### Listing ###
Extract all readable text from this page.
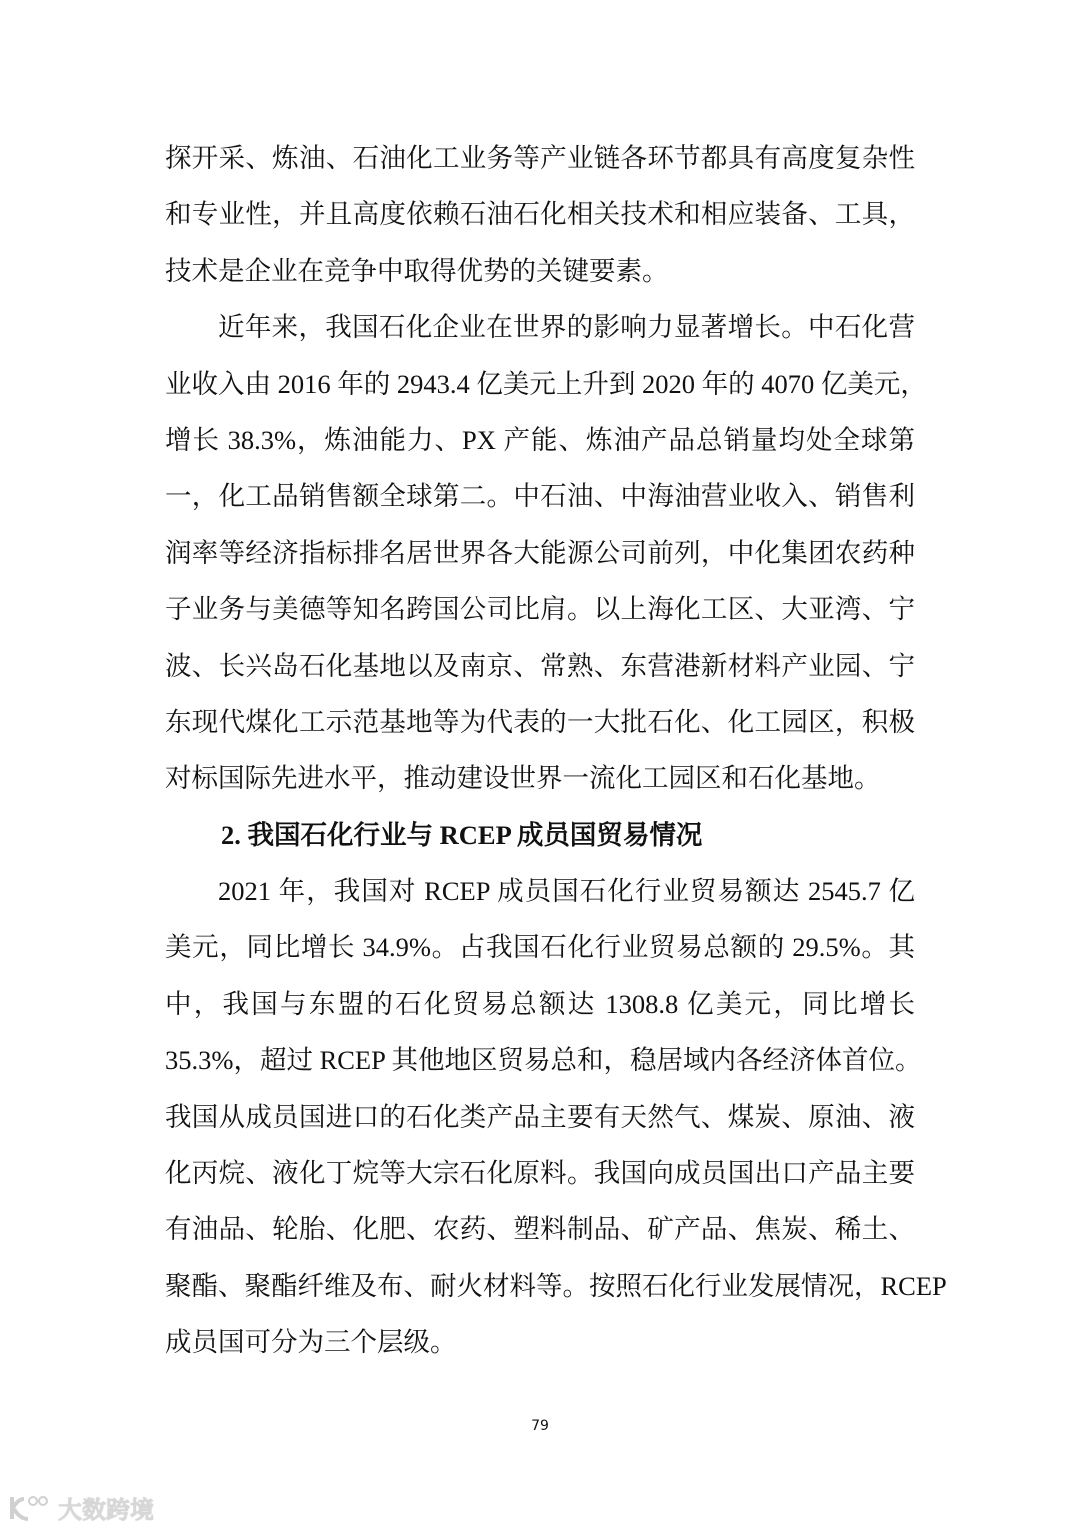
探开采、炼油、石油化工业务等产业链各环节都具有高度复杂性
和专业性，并且高度依赖石油石化相关技术和相应装备、工具，
技术是企业在竞争中取得优势的关键要素。
近年来，我国石化企业在世界的影响力显著增长。中石化营
业收入由 2016 年的 2943.4 亿美元上升到 2020 年的 4070 亿美元，
增长 38.3%，炼油能力、PX 产能、炼油产品总销量均处全球第
一，化工品销售额全球第二。中石油、中海油营业收入、销售利
润率等经济指标排名居世界各大能源公司前列，中化集团农药种
子业务与美德等知名跨国公司比肩。以上海化工区、大亚湾、宁
波、长兴岛石化基地以及南京、常熟、东营港新材料产业园、宁
东现代煤化工示范基地等为代表的一大批石化、化工园区，积极
对标国际先进水平，推动建设世界一流化工园区和石化基地。
2. 我国石化行业与 RCEP 成员国贸易情况
2021 年，我国对 RCEP 成员国石化行业贸易额达 2545.7 亿
美元，同比增长 34.9%。占我国石化行业贸易总额的 29.5%。其
中，我国与东盟的石化贸易总额达 1308.8 亿美元，同比增长
35.3%，超过 RCEP 其他地区贸易总和，稳居域内各经济体首位。
我国从成员国进口的石化类产品主要有天然气、煤炭、原油、液
化丙烷、液化丁烷等大宗石化原料。我国向成员国出口产品主要
有油品、轮胎、化肥、农药、塑料制品、矿产品、焦炭、稀土、
聚酯、聚酯纤维及布、耐火材料等。按照石化行业发展情况，RCEP
成员国可分为三个层级。
79
大数跨境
###
▶ _Problem to work on_
Select every line of the material above holding the word "RCEP" and copy it.

▶ _Finished task_
2. 我国石化行业与 RCEP 成员国贸易情况
2021 年，我国对 RCEP 成员国石化行业贸易额达 2545.7 亿
35.3%，超过 RCEP 其他地区贸易总和，稳居域内各经济体首位。
聚酯、聚酯纤维及布、耐火材料等。按照石化行业发展情况，RCEP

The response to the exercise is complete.